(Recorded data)
>> start

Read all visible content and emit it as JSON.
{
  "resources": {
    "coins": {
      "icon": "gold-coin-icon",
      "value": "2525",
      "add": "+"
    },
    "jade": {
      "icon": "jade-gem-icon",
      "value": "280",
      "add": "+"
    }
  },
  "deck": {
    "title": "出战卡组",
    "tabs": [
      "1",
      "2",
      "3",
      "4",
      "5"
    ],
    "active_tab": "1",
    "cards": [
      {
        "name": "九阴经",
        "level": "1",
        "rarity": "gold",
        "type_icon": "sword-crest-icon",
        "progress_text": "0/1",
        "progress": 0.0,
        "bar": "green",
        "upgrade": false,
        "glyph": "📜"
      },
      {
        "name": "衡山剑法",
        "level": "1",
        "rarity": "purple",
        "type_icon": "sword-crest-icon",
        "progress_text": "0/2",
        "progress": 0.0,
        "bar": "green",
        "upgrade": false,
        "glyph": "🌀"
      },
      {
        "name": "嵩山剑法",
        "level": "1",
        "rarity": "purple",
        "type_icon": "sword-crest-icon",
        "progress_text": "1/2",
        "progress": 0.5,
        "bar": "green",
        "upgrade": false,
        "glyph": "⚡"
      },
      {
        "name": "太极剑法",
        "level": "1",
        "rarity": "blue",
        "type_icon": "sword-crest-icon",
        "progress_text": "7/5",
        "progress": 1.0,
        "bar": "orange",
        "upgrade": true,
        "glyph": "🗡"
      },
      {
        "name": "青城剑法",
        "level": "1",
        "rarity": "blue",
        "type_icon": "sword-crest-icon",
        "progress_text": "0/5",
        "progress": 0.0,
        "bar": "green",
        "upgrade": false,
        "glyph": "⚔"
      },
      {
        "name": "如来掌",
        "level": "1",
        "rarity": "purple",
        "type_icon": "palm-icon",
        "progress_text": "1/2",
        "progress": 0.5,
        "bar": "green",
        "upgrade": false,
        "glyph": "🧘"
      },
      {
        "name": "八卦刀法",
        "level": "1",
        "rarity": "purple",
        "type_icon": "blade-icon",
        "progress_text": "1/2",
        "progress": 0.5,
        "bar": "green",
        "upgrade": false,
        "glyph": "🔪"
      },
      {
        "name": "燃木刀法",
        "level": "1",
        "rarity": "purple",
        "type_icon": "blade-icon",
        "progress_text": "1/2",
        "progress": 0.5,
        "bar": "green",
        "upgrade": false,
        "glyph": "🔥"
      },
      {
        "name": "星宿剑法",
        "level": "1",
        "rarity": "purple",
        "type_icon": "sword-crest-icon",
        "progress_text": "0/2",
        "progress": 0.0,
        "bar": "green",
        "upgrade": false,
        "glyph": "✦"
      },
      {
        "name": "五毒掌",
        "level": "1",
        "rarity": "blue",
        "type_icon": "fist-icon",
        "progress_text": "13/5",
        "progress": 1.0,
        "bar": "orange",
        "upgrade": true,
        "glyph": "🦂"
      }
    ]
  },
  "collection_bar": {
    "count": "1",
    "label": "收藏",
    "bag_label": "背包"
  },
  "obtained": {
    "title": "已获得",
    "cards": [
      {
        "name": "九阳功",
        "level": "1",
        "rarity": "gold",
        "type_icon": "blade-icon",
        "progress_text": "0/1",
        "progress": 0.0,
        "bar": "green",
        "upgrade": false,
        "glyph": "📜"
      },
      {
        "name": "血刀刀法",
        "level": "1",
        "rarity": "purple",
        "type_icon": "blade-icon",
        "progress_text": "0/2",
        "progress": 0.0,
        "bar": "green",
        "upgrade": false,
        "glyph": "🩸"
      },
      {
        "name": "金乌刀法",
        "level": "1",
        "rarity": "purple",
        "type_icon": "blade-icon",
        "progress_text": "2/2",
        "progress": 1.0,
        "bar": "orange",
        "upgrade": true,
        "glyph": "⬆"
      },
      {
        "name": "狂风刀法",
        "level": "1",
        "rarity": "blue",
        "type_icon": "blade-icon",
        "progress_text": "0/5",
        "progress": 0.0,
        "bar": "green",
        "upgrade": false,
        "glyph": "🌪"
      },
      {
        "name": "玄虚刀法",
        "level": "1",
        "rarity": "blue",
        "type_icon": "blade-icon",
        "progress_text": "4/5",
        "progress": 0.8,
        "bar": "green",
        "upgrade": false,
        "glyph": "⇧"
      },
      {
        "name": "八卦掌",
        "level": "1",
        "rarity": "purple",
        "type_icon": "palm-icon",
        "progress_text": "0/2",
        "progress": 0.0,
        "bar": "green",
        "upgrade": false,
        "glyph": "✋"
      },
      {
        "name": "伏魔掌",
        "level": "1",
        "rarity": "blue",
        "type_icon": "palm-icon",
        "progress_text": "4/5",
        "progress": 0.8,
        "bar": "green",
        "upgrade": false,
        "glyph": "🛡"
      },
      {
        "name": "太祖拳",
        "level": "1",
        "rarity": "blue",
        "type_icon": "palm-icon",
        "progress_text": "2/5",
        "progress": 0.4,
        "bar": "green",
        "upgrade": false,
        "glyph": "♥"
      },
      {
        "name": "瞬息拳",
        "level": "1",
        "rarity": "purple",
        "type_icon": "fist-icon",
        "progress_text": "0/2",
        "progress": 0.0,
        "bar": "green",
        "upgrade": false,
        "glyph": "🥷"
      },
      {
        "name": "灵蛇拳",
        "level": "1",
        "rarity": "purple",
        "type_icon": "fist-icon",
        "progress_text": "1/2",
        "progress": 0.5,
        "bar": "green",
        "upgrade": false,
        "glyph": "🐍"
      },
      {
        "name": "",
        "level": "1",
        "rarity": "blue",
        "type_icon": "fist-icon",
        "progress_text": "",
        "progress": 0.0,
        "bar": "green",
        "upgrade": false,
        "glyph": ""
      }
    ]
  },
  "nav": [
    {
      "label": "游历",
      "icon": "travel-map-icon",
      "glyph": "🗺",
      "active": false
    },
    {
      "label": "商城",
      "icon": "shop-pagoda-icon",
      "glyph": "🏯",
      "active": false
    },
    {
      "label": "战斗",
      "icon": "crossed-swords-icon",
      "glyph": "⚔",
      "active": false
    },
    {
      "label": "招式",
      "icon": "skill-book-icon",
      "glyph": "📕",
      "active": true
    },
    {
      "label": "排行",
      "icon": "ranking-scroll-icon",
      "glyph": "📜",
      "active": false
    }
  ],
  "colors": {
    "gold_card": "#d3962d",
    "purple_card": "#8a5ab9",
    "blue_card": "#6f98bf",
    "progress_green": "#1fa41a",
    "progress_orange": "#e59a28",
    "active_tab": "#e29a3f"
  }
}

>> end

#### EXERCISE BRIEF:
Output each record exactly, leaving nothing out.

#### EXERCISE OUTPUT:
Read all visible content and emit it as JSON.
{
  "resources": {
    "coins": {
      "icon": "gold-coin-icon",
      "value": "2525",
      "add": "+"
    },
    "jade": {
      "icon": "jade-gem-icon",
      "value": "280",
      "add": "+"
    }
  },
  "deck": {
    "title": "出战卡组",
    "tabs": [
      "1",
      "2",
      "3",
      "4",
      "5"
    ],
    "active_tab": "1",
    "cards": [
      {
        "name": "九阴经",
        "level": "1",
        "rarity": "gold",
        "type_icon": "sword-crest-icon",
        "progress_text": "0/1",
        "progress": 0.0,
        "bar": "green",
        "upgrade": false,
        "glyph": "📜"
      },
      {
        "name": "衡山剑法",
        "level": "1",
        "rarity": "purple",
        "type_icon": "sword-crest-icon",
        "progress_text": "0/2",
        "progress": 0.0,
        "bar": "green",
        "upgrade": false,
        "glyph": "🌀"
      },
      {
        "name": "嵩山剑法",
        "level": "1",
        "rarity": "purple",
        "type_icon": "sword-crest-icon",
        "progress_text": "1/2",
        "progress": 0.5,
        "bar": "green",
        "upgrade": false,
        "glyph": "⚡"
      },
      {
        "name": "太极剑法",
        "level": "1",
        "rarity": "blue",
        "type_icon": "sword-crest-icon",
        "progress_text": "7/5",
        "progress": 1.0,
        "bar": "orange",
        "upgrade": true,
        "glyph": "🗡"
      },
      {
        "name": "青城剑法",
        "level": "1",
        "rarity": "blue",
        "type_icon": "sword-crest-icon",
        "progress_text": "0/5",
        "progress": 0.0,
        "bar": "green",
        "upgrade": false,
        "glyph": "⚔"
      },
      {
        "name": "如来掌",
        "level": "1",
        "rarity": "purple",
        "type_icon": "palm-icon",
        "progress_text": "1/2",
        "progress": 0.5,
        "bar": "green",
        "upgrade": false,
        "glyph": "🧘"
      },
      {
        "name": "八卦刀法",
        "level": "1",
        "rarity": "purple",
        "type_icon": "blade-icon",
        "progress_text": "1/2",
        "progress": 0.5,
        "bar": "green",
        "upgrade": false,
        "glyph": "🔪"
      },
      {
        "name": "燃木刀法",
        "level": "1",
        "rarity": "purple",
        "type_icon": "blade-icon",
        "progress_text": "1/2",
        "progress": 0.5,
        "bar": "green",
        "upgrade": false,
        "glyph": "🔥"
      },
      {
        "name": "星宿剑法",
        "level": "1",
        "rarity": "purple",
        "type_icon": "sword-crest-icon",
        "progress_text": "0/2",
        "progress": 0.0,
        "bar": "green",
        "upgrade": false,
        "glyph": "✦"
      },
      {
        "name": "五毒掌",
        "level": "1",
        "rarity": "blue",
        "type_icon": "fist-icon",
        "progress_text": "13/5",
        "progress": 1.0,
        "bar": "orange",
        "upgrade": true,
        "glyph": "🦂"
      }
    ]
  },
  "collection_bar": {
    "count": "1",
    "label": "收藏",
    "bag_label": "背包"
  },
  "obtained": {
    "title": "已获得",
    "cards": [
      {
        "name": "九阳功",
        "level": "1",
        "rarity": "gold",
        "type_icon": "blade-icon",
        "progress_text": "0/1",
        "progress": 0.0,
        "bar": "green",
        "upgrade": false,
        "glyph": "📜"
      },
      {
        "name": "血刀刀法",
        "level": "1",
        "rarity": "purple",
        "type_icon": "blade-icon",
        "progress_text": "0/2",
        "progress": 0.0,
        "bar": "green",
        "upgrade": false,
        "glyph": "🩸"
      },
      {
        "name": "金乌刀法",
        "level": "1",
        "rarity": "purple",
        "type_icon": "blade-icon",
        "progress_text": "2/2",
        "progress": 1.0,
        "bar": "orange",
        "upgrade": true,
        "glyph": "⬆"
      },
      {
        "name": "狂风刀法",
        "level": "1",
        "rarity": "blue",
        "type_icon": "blade-icon",
        "progress_text": "0/5",
        "progress": 0.0,
        "bar": "green",
        "upgrade": false,
        "glyph": "🌪"
      },
      {
        "name": "玄虚刀法",
        "level": "1",
        "rarity": "blue",
        "type_icon": "blade-icon",
        "progress_text": "4/5",
        "progress": 0.8,
        "bar": "green",
        "upgrade": false,
        "glyph": "⇧"
      },
      {
        "name": "八卦掌",
        "level": "1",
        "rarity": "purple",
        "type_icon": "palm-icon",
        "progress_text": "0/2",
        "progress": 0.0,
        "bar": "green",
        "upgrade": false,
        "glyph": "✋"
      },
      {
        "name": "伏魔掌",
        "level": "1",
        "rarity": "blue",
        "type_icon": "palm-icon",
        "progress_text": "4/5",
        "progress": 0.8,
        "bar": "green",
        "upgrade": false,
        "glyph": "🛡"
      },
      {
        "name": "太祖拳",
        "level": "1",
        "rarity": "blue",
        "type_icon": "palm-icon",
        "progress_text": "2/5",
        "progress": 0.4,
        "bar": "green",
        "upgrade": false,
        "glyph": "♥"
      },
      {
        "name": "瞬息拳",
        "level": "1",
        "rarity": "purple",
        "type_icon": "fist-icon",
        "progress_text": "0/2",
        "progress": 0.0,
        "bar": "green",
        "upgrade": false,
        "glyph": "🥷"
      },
      {
        "name": "灵蛇拳",
        "level": "1",
        "rarity": "purple",
        "type_icon": "fist-icon",
        "progress_text": "1/2",
        "progress": 0.5,
        "bar": "green",
        "upgrade": false,
        "glyph": "🐍"
      },
      {
        "name": "",
        "level": "1",
        "rarity": "blue",
        "type_icon": "fist-icon",
        "progress_text": "",
        "progress": 0.0,
        "bar": "green",
        "upgrade": false,
        "glyph": ""
      }
    ]
  },
  "nav": [
    {
      "label": "游历",
      "icon": "travel-map-icon",
      "glyph": "🗺",
      "active": false
    },
    {
      "label": "商城",
      "icon": "shop-pagoda-icon",
      "glyph": "🏯",
      "active": false
    },
    {
      "label": "战斗",
      "icon": "crossed-swords-icon",
      "glyph": "⚔",
      "active": false
    },
    {
      "label": "招式",
      "icon": "skill-book-icon",
      "glyph": "📕",
      "active": true
    },
    {
      "label": "排行",
      "icon": "ranking-scroll-icon",
      "glyph": "📜",
      "active": false
    }
  ],
  "colors": {
    "gold_card": "#d3962d",
    "purple_card": "#8a5ab9",
    "blue_card": "#6f98bf",
    "progress_green": "#1fa41a",
    "progress_orange": "#e59a28",
    "active_tab": "#e29a3f"
  }
}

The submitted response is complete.